Retype all the entries word for word, but omit the pictures.
═══ Dataset records ═══
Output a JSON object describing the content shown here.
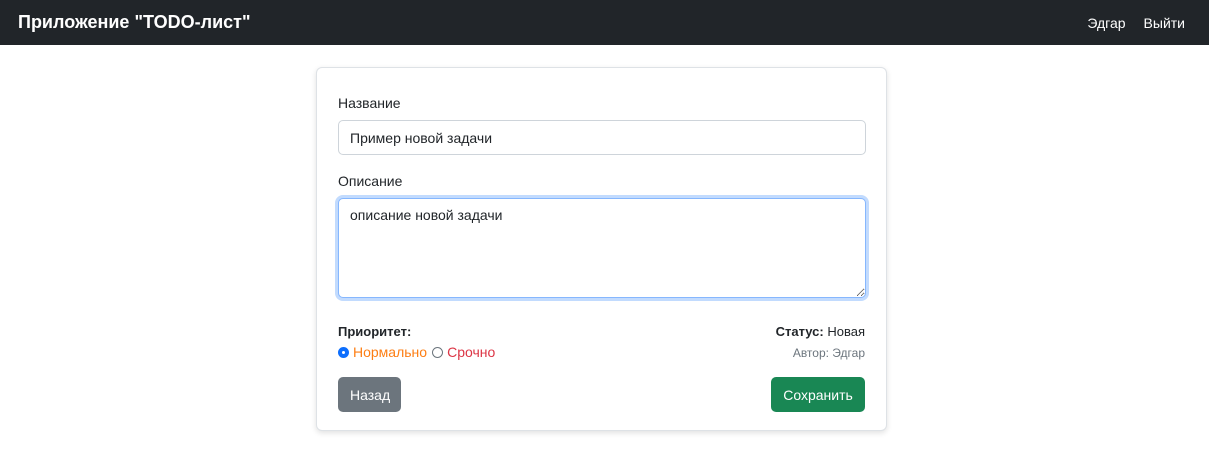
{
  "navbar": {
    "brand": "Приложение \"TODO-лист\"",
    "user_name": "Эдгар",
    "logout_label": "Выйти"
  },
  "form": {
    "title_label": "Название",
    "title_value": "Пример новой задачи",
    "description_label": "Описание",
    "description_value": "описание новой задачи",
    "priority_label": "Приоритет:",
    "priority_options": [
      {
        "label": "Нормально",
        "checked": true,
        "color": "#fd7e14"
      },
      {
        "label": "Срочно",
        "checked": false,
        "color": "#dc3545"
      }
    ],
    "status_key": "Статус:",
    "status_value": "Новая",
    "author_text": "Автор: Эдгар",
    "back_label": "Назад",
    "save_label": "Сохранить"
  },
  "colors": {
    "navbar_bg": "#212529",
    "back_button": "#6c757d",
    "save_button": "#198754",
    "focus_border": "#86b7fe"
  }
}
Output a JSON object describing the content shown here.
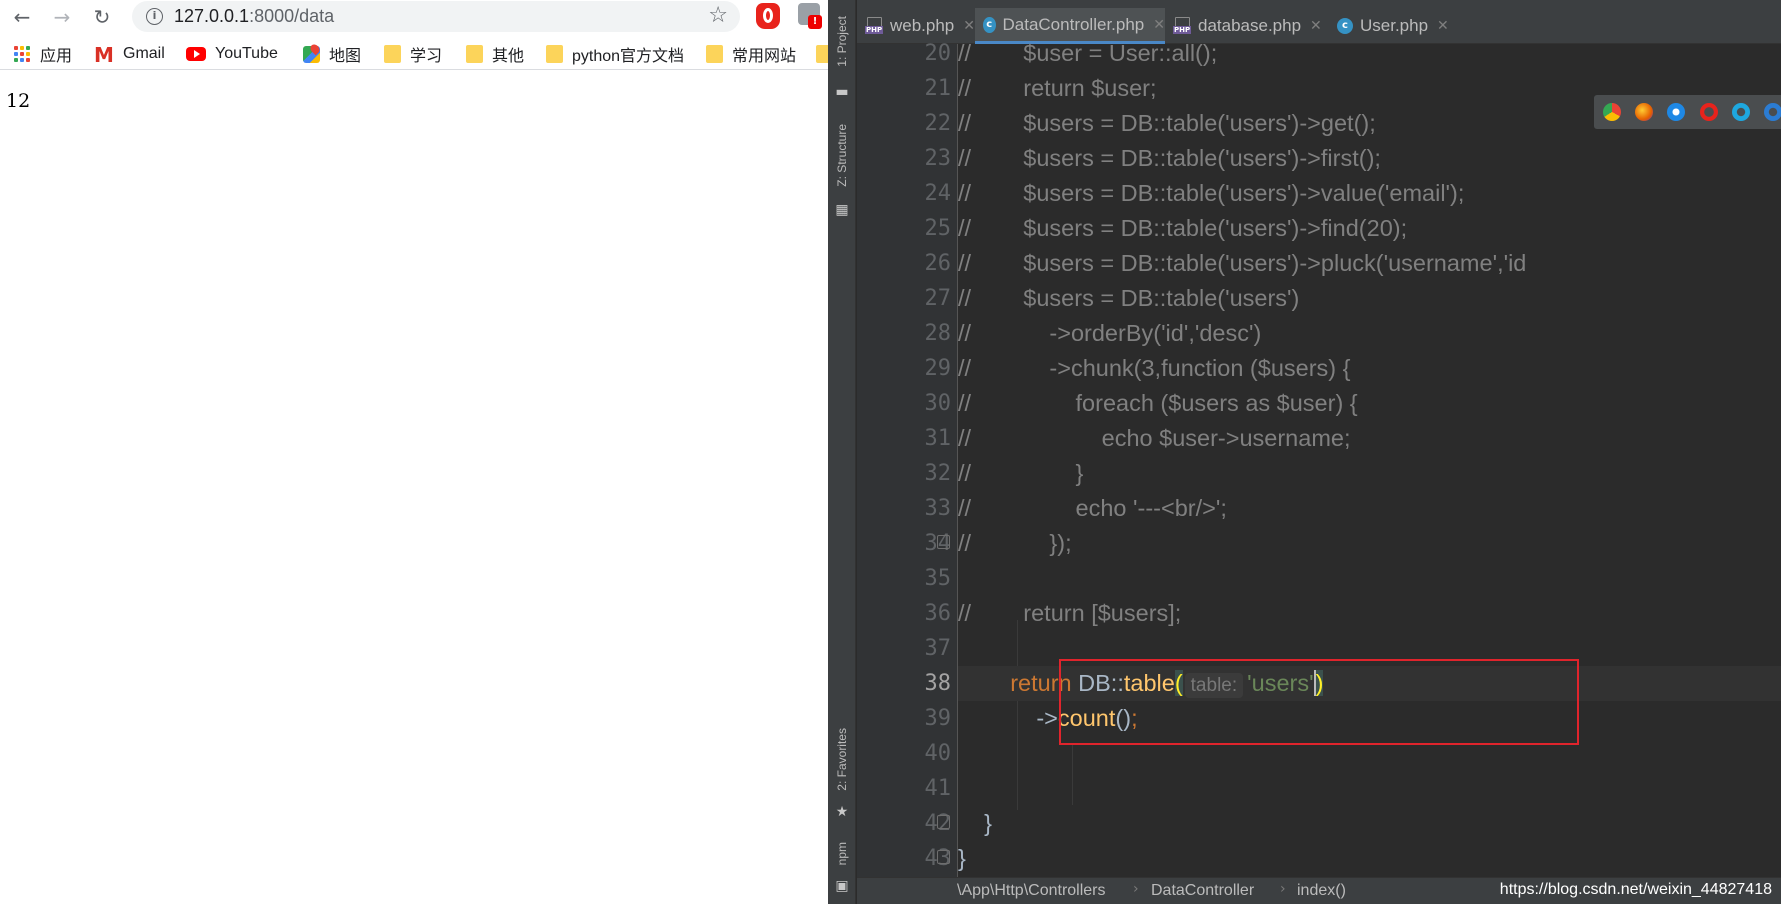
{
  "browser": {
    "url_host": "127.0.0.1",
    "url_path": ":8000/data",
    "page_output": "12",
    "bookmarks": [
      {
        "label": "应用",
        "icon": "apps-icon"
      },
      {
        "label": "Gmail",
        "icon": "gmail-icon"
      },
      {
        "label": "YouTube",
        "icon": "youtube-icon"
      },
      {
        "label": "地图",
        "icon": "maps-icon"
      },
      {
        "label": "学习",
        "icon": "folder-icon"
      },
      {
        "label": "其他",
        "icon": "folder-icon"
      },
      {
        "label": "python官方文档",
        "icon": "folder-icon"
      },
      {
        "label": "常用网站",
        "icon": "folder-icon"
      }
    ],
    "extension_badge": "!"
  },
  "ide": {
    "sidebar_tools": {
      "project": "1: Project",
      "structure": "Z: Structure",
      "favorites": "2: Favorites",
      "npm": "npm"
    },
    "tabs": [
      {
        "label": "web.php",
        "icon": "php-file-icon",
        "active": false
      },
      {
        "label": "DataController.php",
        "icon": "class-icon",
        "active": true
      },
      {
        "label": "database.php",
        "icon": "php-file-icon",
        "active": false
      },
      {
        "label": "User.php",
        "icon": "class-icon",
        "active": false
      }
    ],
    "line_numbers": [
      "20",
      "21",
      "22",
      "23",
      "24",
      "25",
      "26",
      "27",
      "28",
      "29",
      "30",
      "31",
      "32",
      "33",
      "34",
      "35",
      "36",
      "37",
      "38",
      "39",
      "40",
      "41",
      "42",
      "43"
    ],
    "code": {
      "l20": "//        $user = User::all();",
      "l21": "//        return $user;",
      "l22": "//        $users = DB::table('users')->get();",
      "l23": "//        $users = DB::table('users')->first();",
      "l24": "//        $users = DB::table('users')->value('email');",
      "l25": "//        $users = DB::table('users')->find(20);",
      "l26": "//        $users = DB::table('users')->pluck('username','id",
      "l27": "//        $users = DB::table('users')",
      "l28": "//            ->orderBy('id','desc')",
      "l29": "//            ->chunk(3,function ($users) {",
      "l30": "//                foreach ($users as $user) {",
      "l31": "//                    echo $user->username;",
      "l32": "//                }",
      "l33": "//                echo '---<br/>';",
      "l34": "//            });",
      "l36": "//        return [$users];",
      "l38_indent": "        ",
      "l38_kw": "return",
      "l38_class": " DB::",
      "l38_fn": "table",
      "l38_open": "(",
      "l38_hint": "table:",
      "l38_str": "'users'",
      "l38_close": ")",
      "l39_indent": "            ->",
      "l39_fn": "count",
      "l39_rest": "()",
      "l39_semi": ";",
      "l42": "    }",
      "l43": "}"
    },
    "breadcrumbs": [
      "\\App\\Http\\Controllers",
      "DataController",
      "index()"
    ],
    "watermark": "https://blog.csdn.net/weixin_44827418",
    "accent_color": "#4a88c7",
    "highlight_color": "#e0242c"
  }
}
═══
# Answer
Output a JSON object describing the content shown here.
{
  "navbar": {
    "brand": "Приложение \"TODO-лист\"",
    "user_name": "Эдгар",
    "logout_label": "Выйти"
  },
  "form": {
    "title_label": "Название",
    "title_value": "Пример новой задачи",
    "description_label": "Описание",
    "description_value": "описание новой задачи",
    "priority_label": "Приоритет:",
    "priority_options": [
      {
        "label": "Нормально",
        "checked": true,
        "color": "#fd7e14"
      },
      {
        "label": "Срочно",
        "checked": false,
        "color": "#dc3545"
      }
    ],
    "status_key": "Статус:",
    "status_value": "Новая",
    "author_text": "Автор: Эдгар",
    "back_label": "Назад",
    "save_label": "Сохранить"
  },
  "colors": {
    "navbar_bg": "#212529",
    "back_button": "#6c757d",
    "save_button": "#198754",
    "focus_border": "#86b7fe"
  }
}
Output a JSON object describing the content shown here.
{
  "browser": {
    "url_host": "127.0.0.1",
    "url_path": ":8000/data",
    "page_output": "12",
    "bookmarks": [
      {
        "label": "应用",
        "icon": "apps-icon"
      },
      {
        "label": "Gmail",
        "icon": "gmail-icon"
      },
      {
        "label": "YouTube",
        "icon": "youtube-icon"
      },
      {
        "label": "地图",
        "icon": "maps-icon"
      },
      {
        "label": "学习",
        "icon": "folder-icon"
      },
      {
        "label": "其他",
        "icon": "folder-icon"
      },
      {
        "label": "python官方文档",
        "icon": "folder-icon"
      },
      {
        "label": "常用网站",
        "icon": "folder-icon"
      }
    ],
    "extension_badge": "!"
  },
  "ide": {
    "sidebar_tools": {
      "project": "1: Project",
      "structure": "Z: Structure",
      "favorites": "2: Favorites",
      "npm": "npm"
    },
    "tabs": [
      {
        "label": "web.php",
        "icon": "php-file-icon",
        "active": false
      },
      {
        "label": "DataController.php",
        "icon": "class-icon",
        "active": true
      },
      {
        "label": "database.php",
        "icon": "php-file-icon",
        "active": false
      },
      {
        "label": "User.php",
        "icon": "class-icon",
        "active": false
      }
    ],
    "line_numbers": [
      "20",
      "21",
      "22",
      "23",
      "24",
      "25",
      "26",
      "27",
      "28",
      "29",
      "30",
      "31",
      "32",
      "33",
      "34",
      "35",
      "36",
      "37",
      "38",
      "39",
      "40",
      "41",
      "42",
      "43"
    ],
    "code": {
      "l20": "//        $user = User::all();",
      "l21": "//        return $user;",
      "l22": "//        $users = DB::table('users')->get();",
      "l23": "//        $users = DB::table('users')->first();",
      "l24": "//        $users = DB::table('users')->value('email');",
      "l25": "//        $users = DB::table('users')->find(20);",
      "l26": "//        $users = DB::table('users')->pluck('username','id",
      "l27": "//        $users = DB::table('users')",
      "l28": "//            ->orderBy('id','desc')",
      "l29": "//            ->chunk(3,function ($users) {",
      "l30": "//                foreach ($users as $user) {",
      "l31": "//                    echo $user->username;",
      "l32": "//                }",
      "l33": "//                echo '---<br/>';",
      "l34": "//            });",
      "l36": "//        return [$users];",
      "l38_indent": "        ",
      "l38_kw": "return",
      "l38_class": " DB::",
      "l38_fn": "table",
      "l38_open": "(",
      "l38_hint": "table:",
      "l38_str": "'users'",
      "l38_close": ")",
      "l39_indent": "            ->",
      "l39_fn": "count",
      "l39_rest": "()",
      "l39_semi": ";",
      "l42": "    }",
      "l43": "}"
    },
    "breadcrumbs": [
      "\\App\\Http\\Controllers",
      "DataController",
      "index()"
    ],
    "watermark": "https://blog.csdn.net/weixin_44827418",
    "accent_color": "#4a88c7",
    "highlight_color": "#e0242c"
  }
}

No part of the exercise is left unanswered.